Exact reproduction is required for all entries.
## Begin
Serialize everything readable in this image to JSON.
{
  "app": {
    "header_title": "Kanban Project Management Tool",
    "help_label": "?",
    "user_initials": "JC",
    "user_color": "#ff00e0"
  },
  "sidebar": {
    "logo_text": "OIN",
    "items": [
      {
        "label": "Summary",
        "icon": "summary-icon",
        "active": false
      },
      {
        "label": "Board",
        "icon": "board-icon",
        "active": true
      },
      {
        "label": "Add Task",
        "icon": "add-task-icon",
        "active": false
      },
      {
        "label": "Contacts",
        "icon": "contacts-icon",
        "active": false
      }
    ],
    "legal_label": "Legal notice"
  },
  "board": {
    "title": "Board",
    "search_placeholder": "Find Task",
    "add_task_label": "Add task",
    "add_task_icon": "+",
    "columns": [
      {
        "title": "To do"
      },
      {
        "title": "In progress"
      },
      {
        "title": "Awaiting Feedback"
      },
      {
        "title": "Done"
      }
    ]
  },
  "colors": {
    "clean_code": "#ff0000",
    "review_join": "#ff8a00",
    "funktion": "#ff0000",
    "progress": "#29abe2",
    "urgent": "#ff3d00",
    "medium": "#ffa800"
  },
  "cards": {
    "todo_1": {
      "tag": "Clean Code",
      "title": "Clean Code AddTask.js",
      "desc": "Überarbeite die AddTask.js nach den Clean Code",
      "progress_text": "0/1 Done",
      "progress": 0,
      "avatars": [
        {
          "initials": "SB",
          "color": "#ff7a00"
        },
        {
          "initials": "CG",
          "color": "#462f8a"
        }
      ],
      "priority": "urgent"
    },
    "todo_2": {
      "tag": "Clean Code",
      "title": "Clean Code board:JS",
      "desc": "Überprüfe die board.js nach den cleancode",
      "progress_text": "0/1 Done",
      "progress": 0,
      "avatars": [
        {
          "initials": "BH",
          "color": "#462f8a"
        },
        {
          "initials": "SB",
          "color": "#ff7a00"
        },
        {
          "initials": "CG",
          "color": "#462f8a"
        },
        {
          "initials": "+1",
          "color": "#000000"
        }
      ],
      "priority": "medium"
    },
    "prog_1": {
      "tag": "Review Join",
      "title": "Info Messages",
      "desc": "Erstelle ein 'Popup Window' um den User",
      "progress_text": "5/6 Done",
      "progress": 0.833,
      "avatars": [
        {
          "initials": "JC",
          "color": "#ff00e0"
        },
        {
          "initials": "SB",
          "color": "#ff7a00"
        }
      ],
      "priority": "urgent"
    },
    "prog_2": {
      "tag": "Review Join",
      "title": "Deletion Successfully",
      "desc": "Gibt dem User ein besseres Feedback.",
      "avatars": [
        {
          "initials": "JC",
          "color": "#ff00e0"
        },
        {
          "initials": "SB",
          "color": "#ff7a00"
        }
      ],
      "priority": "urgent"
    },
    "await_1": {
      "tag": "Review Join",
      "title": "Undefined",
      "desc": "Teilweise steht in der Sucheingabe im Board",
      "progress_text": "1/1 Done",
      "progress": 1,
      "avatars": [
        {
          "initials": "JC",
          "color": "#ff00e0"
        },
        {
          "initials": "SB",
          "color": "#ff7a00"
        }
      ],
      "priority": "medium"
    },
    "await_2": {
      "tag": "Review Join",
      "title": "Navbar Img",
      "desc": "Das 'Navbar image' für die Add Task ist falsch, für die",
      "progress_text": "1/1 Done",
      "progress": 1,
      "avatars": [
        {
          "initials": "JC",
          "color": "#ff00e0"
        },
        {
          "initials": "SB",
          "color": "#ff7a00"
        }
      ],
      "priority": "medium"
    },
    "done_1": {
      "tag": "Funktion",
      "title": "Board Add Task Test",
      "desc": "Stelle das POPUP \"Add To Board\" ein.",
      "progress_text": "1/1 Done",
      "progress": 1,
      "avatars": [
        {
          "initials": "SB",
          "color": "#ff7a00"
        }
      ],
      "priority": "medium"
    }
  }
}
## End
#### [Answer]
Serialize everything readable in this image to JSON.
{
  "app": {
    "header_title": "Kanban Project Management Tool",
    "help_label": "?",
    "user_initials": "JC",
    "user_color": "#ff00e0"
  },
  "sidebar": {
    "logo_text": "OIN",
    "items": [
      {
        "label": "Summary",
        "icon": "summary-icon",
        "active": false
      },
      {
        "label": "Board",
        "icon": "board-icon",
        "active": true
      },
      {
        "label": "Add Task",
        "icon": "add-task-icon",
        "active": false
      },
      {
        "label": "Contacts",
        "icon": "contacts-icon",
        "active": false
      }
    ],
    "legal_label": "Legal notice"
  },
  "board": {
    "title": "Board",
    "search_placeholder": "Find Task",
    "add_task_label": "Add task",
    "add_task_icon": "+",
    "columns": [
      {
        "title": "To do"
      },
      {
        "title": "In progress"
      },
      {
        "title": "Awaiting Feedback"
      },
      {
        "title": "Done"
      }
    ]
  },
  "colors": {
    "clean_code": "#ff0000",
    "review_join": "#ff8a00",
    "funktion": "#ff0000",
    "progress": "#29abe2",
    "urgent": "#ff3d00",
    "medium": "#ffa800"
  },
  "cards": {
    "todo_1": {
      "tag": "Clean Code",
      "title": "Clean Code AddTask.js",
      "desc": "Überarbeite die AddTask.js nach den Clean Code",
      "progress_text": "0/1 Done",
      "progress": 0,
      "avatars": [
        {
          "initials": "SB",
          "color": "#ff7a00"
        },
        {
          "initials": "CG",
          "color": "#462f8a"
        }
      ],
      "priority": "urgent"
    },
    "todo_2": {
      "tag": "Clean Code",
      "title": "Clean Code board:JS",
      "desc": "Überprüfe die board.js nach den cleancode",
      "progress_text": "0/1 Done",
      "progress": 0,
      "avatars": [
        {
          "initials": "BH",
          "color": "#462f8a"
        },
        {
          "initials": "SB",
          "color": "#ff7a00"
        },
        {
          "initials": "CG",
          "color": "#462f8a"
        },
        {
          "initials": "+1",
          "color": "#000000"
        }
      ],
      "priority": "medium"
    },
    "prog_1": {
      "tag": "Review Join",
      "title": "Info Messages",
      "desc": "Erstelle ein 'Popup Window' um den User",
      "progress_text": "5/6 Done",
      "progress": 0.833,
      "avatars": [
        {
          "initials": "JC",
          "color": "#ff00e0"
        },
        {
          "initials": "SB",
          "color": "#ff7a00"
        }
      ],
      "priority": "urgent"
    },
    "prog_2": {
      "tag": "Review Join",
      "title": "Deletion Successfully",
      "desc": "Gibt dem User ein besseres Feedback.",
      "avatars": [
        {
          "initials": "JC",
          "color": "#ff00e0"
        },
        {
          "initials": "SB",
          "color": "#ff7a00"
        }
      ],
      "priority": "urgent"
    },
    "await_1": {
      "tag": "Review Join",
      "title": "Undefined",
      "desc": "Teilweise steht in der Sucheingabe im Board",
      "progress_text": "1/1 Done",
      "progress": 1,
      "avatars": [
        {
          "initials": "JC",
          "color": "#ff00e0"
        },
        {
          "initials": "SB",
          "color": "#ff7a00"
        }
      ],
      "priority": "medium"
    },
    "await_2": {
      "tag": "Review Join",
      "title": "Navbar Img",
      "desc": "Das 'Navbar image' für die Add Task ist falsch, für die",
      "progress_text": "1/1 Done",
      "progress": 1,
      "avatars": [
        {
          "initials": "JC",
          "color": "#ff00e0"
        },
        {
          "initials": "SB",
          "color": "#ff7a00"
        }
      ],
      "priority": "medium"
    },
    "done_1": {
      "tag": "Funktion",
      "title": "Board Add Task Test",
      "desc": "Stelle das POPUP \"Add To Board\" ein.",
      "progress_text": "1/1 Done",
      "progress": 1,
      "avatars": [
        {
          "initials": "SB",
          "color": "#ff7a00"
        }
      ],
      "priority": "medium"
    }
  }
}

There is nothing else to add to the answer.